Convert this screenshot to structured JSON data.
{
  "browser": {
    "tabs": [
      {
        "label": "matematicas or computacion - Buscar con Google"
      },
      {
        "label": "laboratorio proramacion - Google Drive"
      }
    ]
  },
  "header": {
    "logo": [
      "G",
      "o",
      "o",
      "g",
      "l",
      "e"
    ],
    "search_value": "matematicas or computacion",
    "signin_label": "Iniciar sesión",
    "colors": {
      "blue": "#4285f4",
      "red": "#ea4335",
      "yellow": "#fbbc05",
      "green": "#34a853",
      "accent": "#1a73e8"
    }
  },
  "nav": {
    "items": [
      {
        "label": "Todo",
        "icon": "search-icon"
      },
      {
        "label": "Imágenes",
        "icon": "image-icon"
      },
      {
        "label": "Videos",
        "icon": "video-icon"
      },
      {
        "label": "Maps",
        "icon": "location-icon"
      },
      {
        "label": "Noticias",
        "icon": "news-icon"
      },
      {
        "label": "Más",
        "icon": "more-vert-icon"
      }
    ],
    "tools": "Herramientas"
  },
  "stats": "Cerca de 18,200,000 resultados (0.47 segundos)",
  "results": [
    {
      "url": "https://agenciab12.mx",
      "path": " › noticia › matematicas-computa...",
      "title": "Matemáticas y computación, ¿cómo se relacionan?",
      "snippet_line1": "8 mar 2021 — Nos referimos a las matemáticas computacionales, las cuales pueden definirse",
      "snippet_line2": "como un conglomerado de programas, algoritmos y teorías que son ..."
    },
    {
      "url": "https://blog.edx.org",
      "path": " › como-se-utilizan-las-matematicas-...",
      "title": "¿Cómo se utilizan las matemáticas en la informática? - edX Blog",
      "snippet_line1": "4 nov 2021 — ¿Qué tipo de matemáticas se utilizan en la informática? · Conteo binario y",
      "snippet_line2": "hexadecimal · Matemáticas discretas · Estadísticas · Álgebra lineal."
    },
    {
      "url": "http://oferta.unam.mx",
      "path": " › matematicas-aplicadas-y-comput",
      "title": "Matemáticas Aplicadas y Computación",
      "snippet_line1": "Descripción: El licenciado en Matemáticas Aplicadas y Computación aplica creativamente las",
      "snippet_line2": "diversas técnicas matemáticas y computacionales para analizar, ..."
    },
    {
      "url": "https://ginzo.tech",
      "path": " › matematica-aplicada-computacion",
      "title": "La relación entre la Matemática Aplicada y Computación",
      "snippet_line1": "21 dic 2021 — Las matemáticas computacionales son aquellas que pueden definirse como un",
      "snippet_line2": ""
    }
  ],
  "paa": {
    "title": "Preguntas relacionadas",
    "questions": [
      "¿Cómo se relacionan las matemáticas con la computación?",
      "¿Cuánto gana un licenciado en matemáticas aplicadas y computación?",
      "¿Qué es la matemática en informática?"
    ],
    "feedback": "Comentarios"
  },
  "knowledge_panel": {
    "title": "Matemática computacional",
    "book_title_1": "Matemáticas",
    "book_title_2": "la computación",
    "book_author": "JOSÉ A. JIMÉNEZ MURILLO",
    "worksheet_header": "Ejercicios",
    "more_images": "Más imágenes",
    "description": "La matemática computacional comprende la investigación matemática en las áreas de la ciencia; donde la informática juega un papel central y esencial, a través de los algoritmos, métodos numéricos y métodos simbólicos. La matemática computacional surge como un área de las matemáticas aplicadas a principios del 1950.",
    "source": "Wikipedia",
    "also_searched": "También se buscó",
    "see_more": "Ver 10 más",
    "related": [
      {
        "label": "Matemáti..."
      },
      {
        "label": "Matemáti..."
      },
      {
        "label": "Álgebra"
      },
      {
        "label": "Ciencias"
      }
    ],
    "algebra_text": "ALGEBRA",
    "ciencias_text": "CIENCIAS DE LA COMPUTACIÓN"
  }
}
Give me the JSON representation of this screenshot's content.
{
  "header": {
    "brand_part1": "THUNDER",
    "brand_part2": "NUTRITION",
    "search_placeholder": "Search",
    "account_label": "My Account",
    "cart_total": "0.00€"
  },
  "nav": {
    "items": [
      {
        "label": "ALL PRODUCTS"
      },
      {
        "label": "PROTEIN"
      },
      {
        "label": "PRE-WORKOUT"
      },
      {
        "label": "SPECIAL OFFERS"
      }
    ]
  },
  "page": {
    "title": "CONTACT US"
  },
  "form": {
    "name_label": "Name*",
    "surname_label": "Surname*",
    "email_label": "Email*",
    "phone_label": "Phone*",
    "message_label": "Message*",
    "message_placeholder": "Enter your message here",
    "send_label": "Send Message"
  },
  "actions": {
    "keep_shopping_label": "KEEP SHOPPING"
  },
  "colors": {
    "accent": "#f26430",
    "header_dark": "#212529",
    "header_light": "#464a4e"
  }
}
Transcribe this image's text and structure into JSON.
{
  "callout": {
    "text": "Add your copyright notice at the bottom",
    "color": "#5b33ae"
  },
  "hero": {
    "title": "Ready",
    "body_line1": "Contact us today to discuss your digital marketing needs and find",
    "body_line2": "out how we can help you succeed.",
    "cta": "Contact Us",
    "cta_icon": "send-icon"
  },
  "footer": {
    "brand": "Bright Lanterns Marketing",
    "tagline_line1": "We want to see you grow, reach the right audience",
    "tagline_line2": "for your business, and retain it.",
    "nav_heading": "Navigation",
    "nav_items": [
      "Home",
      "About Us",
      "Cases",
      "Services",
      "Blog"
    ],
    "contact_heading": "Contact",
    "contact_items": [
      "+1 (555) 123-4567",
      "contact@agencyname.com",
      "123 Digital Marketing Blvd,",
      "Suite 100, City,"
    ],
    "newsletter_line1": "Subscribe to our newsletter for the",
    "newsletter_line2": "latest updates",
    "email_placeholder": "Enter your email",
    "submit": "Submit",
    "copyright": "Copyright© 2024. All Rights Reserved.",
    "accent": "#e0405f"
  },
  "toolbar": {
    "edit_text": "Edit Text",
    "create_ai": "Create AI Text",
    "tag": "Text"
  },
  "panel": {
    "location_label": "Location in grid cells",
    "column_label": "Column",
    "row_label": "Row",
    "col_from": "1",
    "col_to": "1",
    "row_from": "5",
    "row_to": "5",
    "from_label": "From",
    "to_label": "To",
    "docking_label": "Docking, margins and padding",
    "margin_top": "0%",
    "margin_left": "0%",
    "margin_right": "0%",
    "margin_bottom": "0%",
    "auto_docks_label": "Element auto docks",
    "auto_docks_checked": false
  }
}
_ _ _ _
Copy each line of the listing verbatim.

Convert this screenshot to structured JSON data.
{
  "browser": {
    "tabs": [
      {
        "label": "matematicas or computacion - Buscar con Google"
      },
      {
        "label": "laboratorio proramacion - Google Drive"
      }
    ]
  },
  "header": {
    "logo": [
      "G",
      "o",
      "o",
      "g",
      "l",
      "e"
    ],
    "search_value": "matematicas or computacion",
    "signin_label": "Iniciar sesión",
    "colors": {
      "blue": "#4285f4",
      "red": "#ea4335",
      "yellow": "#fbbc05",
      "green": "#34a853",
      "accent": "#1a73e8"
    }
  },
  "nav": {
    "items": [
      {
        "label": "Todo",
        "icon": "search-icon"
      },
      {
        "label": "Imágenes",
        "icon": "image-icon"
      },
      {
        "label": "Videos",
        "icon": "video-icon"
      },
      {
        "label": "Maps",
        "icon": "location-icon"
      },
      {
        "label": "Noticias",
        "icon": "news-icon"
      },
      {
        "label": "Más",
        "icon": "more-vert-icon"
      }
    ],
    "tools": "Herramientas"
  },
  "stats": "Cerca de 18,200,000 resultados (0.47 segundos)",
  "results": [
    {
      "url": "https://agenciab12.mx",
      "path": " › noticia › matematicas-computa...",
      "title": "Matemáticas y computación, ¿cómo se relacionan?",
      "snippet_line1": "8 mar 2021 — Nos referimos a las matemáticas computacionales, las cuales pueden definirse",
      "snippet_line2": "como un conglomerado de programas, algoritmos y teorías que son ..."
    },
    {
      "url": "https://blog.edx.org",
      "path": " › como-se-utilizan-las-matematicas-...",
      "title": "¿Cómo se utilizan las matemáticas en la informática? - edX Blog",
      "snippet_line1": "4 nov 2021 — ¿Qué tipo de matemáticas se utilizan en la informática? · Conteo binario y",
      "snippet_line2": "hexadecimal · Matemáticas discretas · Estadísticas · Álgebra lineal."
    },
    {
      "url": "http://oferta.unam.mx",
      "path": " › matematicas-aplicadas-y-comput",
      "title": "Matemáticas Aplicadas y Computación",
      "snippet_line1": "Descripción: El licenciado en Matemáticas Aplicadas y Computación aplica creativamente las",
      "snippet_line2": "diversas técnicas matemáticas y computacionales para analizar, ..."
    },
    {
      "url": "https://ginzo.tech",
      "path": " › matematica-aplicada-computacion",
      "title": "La relación entre la Matemática Aplicada y Computación",
      "snippet_line1": "21 dic 2021 — Las matemáticas computacionales son aquellas que pueden definirse como un",
      "snippet_line2": ""
    }
  ],
  "paa": {
    "title": "Preguntas relacionadas",
    "questions": [
      "¿Cómo se relacionan las matemáticas con la computación?",
      "¿Cuánto gana un licenciado en matemáticas aplicadas y computación?",
      "¿Qué es la matemática en informática?"
    ],
    "feedback": "Comentarios"
  },
  "knowledge_panel": {
    "title": "Matemática computacional",
    "book_title_1": "Matemáticas",
    "book_title_2": "la computación",
    "book_author": "JOSÉ A. JIMÉNEZ MURILLO",
    "worksheet_header": "Ejercicios",
    "more_images": "Más imágenes",
    "description": "La matemática computacional comprende la investigación matemática en las áreas de la ciencia; donde la informática juega un papel central y esencial, a través de los algoritmos, métodos numéricos y métodos simbólicos. La matemática computacional surge como un área de las matemáticas aplicadas a principios del 1950.",
    "source": "Wikipedia",
    "also_searched": "También se buscó",
    "see_more": "Ver 10 más",
    "related": [
      {
        "label": "Matemáti..."
      },
      {
        "label": "Matemáti..."
      },
      {
        "label": "Álgebra"
      },
      {
        "label": "Ciencias"
      }
    ],
    "algebra_text": "ALGEBRA",
    "ciencias_text": "CIENCIAS DE LA COMPUTACIÓN"
  }
}
Give me the JSON representation of this screenshot's content.
{
  "header": {
    "brand_part1": "THUNDER",
    "brand_part2": "NUTRITION",
    "search_placeholder": "Search",
    "account_label": "My Account",
    "cart_total": "0.00€"
  },
  "nav": {
    "items": [
      {
        "label": "ALL PRODUCTS"
      },
      {
        "label": "PROTEIN"
      },
      {
        "label": "PRE-WORKOUT"
      },
      {
        "label": "SPECIAL OFFERS"
      }
    ]
  },
  "page": {
    "title": "CONTACT US"
  },
  "form": {
    "name_label": "Name*",
    "surname_label": "Surname*",
    "email_label": "Email*",
    "phone_label": "Phone*",
    "message_label": "Message*",
    "message_placeholder": "Enter your message here",
    "send_label": "Send Message"
  },
  "actions": {
    "keep_shopping_label": "KEEP SHOPPING"
  },
  "colors": {
    "accent": "#f26430",
    "header_dark": "#212529",
    "header_light": "#464a4e"
  }
}
Transcribe this image's text and structure into JSON.
{
  "callout": {
    "text": "Add your copyright notice at the bottom",
    "color": "#5b33ae"
  },
  "hero": {
    "title": "Ready",
    "body_line1": "Contact us today to discuss your digital marketing needs and find",
    "body_line2": "out how we can help you succeed.",
    "cta": "Contact Us",
    "cta_icon": "send-icon"
  },
  "footer": {
    "brand": "Bright Lanterns Marketing",
    "tagline_line1": "We want to see you grow, reach the right audience",
    "tagline_line2": "for your business, and retain it.",
    "nav_heading": "Navigation",
    "nav_items": [
      "Home",
      "About Us",
      "Cases",
      "Services",
      "Blog"
    ],
    "contact_heading": "Contact",
    "contact_items": [
      "+1 (555) 123-4567",
      "contact@agencyname.com",
      "123 Digital Marketing Blvd,",
      "Suite 100, City,"
    ],
    "newsletter_line1": "Subscribe to our newsletter for the",
    "newsletter_line2": "latest updates",
    "email_placeholder": "Enter your email",
    "submit": "Submit",
    "copyright": "Copyright© 2024. All Rights Reserved.",
    "accent": "#e0405f"
  },
  "toolbar": {
    "edit_text": "Edit Text",
    "create_ai": "Create AI Text",
    "tag": "Text"
  },
  "panel": {
    "location_label": "Location in grid cells",
    "column_label": "Column",
    "row_label": "Row",
    "col_from": "1",
    "col_to": "1",
    "row_from": "5",
    "row_to": "5",
    "from_label": "From",
    "to_label": "To",
    "docking_label": "Docking, margins and padding",
    "margin_top": "0%",
    "margin_left": "0%",
    "margin_right": "0%",
    "margin_bottom": "0%",
    "auto_docks_label": "Element auto docks",
    "auto_docks_checked": false
  }
}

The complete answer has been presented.